▶ _WRITTEN EXERCISE_:
Set out every line bearing the string "skadan".

▶ _LISTING_:
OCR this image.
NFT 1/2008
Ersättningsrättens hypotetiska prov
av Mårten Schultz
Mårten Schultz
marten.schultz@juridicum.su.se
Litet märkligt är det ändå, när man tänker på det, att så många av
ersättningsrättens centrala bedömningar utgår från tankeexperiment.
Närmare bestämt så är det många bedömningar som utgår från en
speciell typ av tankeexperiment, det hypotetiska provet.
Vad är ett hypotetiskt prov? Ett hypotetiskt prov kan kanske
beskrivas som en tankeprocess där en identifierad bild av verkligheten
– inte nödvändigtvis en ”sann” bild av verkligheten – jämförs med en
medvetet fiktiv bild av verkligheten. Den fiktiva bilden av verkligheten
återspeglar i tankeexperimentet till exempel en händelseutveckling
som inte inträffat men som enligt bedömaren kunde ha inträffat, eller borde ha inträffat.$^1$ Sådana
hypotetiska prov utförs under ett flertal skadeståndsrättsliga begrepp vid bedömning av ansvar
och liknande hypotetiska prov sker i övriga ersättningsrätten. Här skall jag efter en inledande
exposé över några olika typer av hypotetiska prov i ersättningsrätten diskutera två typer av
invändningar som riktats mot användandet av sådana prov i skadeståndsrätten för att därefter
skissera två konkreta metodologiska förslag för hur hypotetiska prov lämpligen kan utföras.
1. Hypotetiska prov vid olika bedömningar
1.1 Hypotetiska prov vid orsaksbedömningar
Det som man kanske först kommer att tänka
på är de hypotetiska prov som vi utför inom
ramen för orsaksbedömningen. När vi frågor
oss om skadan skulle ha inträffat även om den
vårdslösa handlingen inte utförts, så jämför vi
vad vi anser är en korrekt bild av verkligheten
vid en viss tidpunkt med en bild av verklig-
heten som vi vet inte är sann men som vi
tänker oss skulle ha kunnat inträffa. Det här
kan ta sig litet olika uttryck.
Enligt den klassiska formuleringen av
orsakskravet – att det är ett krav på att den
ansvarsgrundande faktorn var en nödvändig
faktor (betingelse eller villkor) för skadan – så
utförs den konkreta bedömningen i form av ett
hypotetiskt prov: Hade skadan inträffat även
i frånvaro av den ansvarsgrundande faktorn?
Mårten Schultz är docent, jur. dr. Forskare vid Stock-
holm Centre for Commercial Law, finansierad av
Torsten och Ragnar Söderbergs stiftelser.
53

▶ _FINAL ANSWER_:
oss om skadan skulle ha inträffat även om den
faktor (betingelse eller villkor) för skadan – så
hypotetiskt prov: Hade skadan inträffat även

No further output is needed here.